Task requirements:
Gather, from the listing beneath this task, every line holding the string "JSON".
★ ★ ★ ★
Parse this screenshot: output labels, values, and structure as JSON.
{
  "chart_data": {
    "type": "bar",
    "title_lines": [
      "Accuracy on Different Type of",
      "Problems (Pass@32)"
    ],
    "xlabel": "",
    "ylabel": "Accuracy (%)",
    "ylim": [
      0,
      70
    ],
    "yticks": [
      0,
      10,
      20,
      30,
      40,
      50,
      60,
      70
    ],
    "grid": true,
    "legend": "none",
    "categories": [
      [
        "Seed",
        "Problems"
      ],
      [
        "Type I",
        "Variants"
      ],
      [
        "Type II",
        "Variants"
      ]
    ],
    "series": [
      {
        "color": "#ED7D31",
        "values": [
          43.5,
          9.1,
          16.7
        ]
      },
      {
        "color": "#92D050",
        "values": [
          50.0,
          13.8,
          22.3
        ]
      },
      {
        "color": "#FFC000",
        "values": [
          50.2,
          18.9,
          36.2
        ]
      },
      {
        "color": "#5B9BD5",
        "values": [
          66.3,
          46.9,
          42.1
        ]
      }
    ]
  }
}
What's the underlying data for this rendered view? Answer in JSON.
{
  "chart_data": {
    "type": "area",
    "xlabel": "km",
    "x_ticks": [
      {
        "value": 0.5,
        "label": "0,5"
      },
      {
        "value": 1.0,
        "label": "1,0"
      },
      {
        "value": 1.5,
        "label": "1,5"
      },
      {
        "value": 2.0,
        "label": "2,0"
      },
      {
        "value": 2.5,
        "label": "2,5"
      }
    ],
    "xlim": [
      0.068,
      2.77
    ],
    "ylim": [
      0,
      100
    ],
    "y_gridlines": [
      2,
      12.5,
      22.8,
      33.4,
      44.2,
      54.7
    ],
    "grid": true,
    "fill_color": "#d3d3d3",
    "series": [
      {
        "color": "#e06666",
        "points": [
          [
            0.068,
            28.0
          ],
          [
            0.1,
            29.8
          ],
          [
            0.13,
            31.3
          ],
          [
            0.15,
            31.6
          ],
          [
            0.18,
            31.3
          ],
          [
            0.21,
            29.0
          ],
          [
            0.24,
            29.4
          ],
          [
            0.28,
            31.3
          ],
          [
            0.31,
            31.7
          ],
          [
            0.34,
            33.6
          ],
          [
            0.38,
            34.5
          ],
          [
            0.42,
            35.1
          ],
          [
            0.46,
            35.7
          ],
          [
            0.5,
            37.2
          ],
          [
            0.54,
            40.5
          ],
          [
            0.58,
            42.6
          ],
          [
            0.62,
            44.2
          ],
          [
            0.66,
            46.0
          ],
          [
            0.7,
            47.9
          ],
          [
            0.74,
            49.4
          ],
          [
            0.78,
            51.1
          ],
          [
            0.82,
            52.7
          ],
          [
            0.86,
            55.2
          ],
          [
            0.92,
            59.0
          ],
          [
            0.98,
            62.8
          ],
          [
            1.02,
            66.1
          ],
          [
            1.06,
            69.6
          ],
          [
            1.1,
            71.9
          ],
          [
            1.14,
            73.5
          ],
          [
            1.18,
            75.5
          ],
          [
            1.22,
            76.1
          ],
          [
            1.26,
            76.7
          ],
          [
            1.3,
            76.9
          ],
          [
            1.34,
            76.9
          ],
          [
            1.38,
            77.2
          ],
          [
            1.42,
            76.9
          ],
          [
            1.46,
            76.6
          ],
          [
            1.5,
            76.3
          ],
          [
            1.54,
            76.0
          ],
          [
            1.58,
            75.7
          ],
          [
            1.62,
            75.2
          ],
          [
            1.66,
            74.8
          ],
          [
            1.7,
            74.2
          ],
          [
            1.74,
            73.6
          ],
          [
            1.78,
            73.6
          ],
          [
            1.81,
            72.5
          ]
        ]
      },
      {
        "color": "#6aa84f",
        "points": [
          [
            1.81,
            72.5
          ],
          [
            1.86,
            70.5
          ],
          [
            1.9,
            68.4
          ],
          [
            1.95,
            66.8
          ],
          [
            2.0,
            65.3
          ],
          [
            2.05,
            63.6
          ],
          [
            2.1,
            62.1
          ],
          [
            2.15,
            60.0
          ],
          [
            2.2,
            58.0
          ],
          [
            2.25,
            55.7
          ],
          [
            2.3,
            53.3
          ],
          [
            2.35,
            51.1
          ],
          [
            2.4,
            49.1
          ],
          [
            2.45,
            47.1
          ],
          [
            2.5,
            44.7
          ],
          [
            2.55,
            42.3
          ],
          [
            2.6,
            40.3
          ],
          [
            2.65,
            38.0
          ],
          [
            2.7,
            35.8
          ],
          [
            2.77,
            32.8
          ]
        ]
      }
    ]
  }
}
★ ★ ★ ★
The response:
Parse this screenshot: output labels, values, and structure as JSON.
What's the underlying data for this rendered view? Answer in JSON.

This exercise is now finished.